Stored entries ::
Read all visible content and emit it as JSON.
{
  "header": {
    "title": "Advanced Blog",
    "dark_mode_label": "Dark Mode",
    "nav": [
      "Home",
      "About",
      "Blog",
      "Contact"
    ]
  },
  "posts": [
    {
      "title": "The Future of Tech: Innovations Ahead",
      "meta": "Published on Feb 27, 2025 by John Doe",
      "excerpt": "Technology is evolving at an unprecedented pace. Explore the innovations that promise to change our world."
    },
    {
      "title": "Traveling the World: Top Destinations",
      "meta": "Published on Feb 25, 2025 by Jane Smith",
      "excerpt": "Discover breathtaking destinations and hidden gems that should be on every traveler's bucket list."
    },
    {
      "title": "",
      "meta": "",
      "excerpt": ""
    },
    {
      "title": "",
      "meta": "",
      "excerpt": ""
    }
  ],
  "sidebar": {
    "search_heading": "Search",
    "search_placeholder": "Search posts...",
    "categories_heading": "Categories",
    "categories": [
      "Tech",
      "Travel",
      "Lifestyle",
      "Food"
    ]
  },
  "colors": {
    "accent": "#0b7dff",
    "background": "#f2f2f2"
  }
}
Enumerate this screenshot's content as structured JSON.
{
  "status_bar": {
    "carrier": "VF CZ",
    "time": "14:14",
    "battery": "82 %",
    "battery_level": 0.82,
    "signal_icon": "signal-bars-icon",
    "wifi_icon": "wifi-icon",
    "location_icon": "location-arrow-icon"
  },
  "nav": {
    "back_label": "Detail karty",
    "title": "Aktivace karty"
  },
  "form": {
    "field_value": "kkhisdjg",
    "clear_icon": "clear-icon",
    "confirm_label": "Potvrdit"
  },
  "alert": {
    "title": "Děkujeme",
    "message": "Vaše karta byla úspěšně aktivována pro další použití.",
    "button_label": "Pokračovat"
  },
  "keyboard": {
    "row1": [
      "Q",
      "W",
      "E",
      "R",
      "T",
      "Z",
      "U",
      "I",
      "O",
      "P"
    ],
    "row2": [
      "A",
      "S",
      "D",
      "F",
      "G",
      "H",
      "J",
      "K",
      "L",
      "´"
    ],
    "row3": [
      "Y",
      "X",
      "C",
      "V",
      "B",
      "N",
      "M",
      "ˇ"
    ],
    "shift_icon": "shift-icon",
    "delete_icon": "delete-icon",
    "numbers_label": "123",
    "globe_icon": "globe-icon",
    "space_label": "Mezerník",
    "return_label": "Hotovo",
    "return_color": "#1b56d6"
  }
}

--

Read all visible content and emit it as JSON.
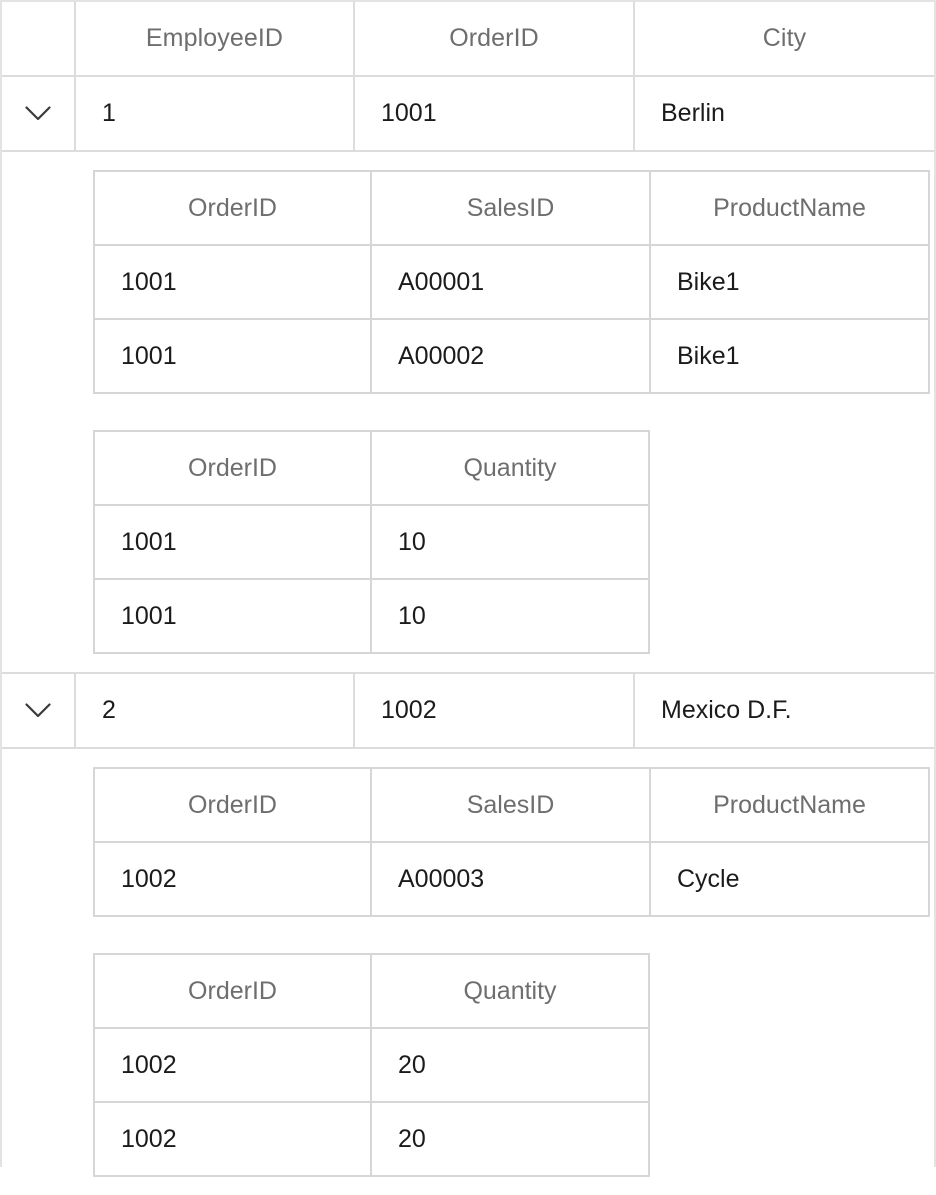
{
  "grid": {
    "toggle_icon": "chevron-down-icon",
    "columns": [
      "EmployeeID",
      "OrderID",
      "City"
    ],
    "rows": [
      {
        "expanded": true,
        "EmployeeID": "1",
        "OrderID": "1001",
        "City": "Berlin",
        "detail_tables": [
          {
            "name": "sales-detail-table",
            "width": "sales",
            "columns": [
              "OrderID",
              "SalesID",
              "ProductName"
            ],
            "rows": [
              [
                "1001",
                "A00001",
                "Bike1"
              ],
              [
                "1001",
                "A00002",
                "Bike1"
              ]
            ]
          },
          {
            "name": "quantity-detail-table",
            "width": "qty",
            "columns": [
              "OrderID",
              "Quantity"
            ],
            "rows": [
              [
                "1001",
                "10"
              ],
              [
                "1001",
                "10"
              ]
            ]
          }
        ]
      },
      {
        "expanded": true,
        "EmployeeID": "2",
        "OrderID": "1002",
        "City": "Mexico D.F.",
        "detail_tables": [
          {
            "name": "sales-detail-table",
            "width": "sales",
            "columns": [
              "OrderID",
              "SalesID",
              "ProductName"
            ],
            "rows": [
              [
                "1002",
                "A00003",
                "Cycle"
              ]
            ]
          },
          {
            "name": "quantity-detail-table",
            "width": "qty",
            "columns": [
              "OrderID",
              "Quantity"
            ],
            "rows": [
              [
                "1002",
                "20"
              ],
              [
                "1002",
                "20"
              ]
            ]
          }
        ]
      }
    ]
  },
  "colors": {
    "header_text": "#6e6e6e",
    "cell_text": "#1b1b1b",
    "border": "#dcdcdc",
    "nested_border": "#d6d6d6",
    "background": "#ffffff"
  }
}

Your task ::
Gather all lines with the string "posts" from the data.

Exercise result ::
  "posts": [
    "search_placeholder": "Search posts...",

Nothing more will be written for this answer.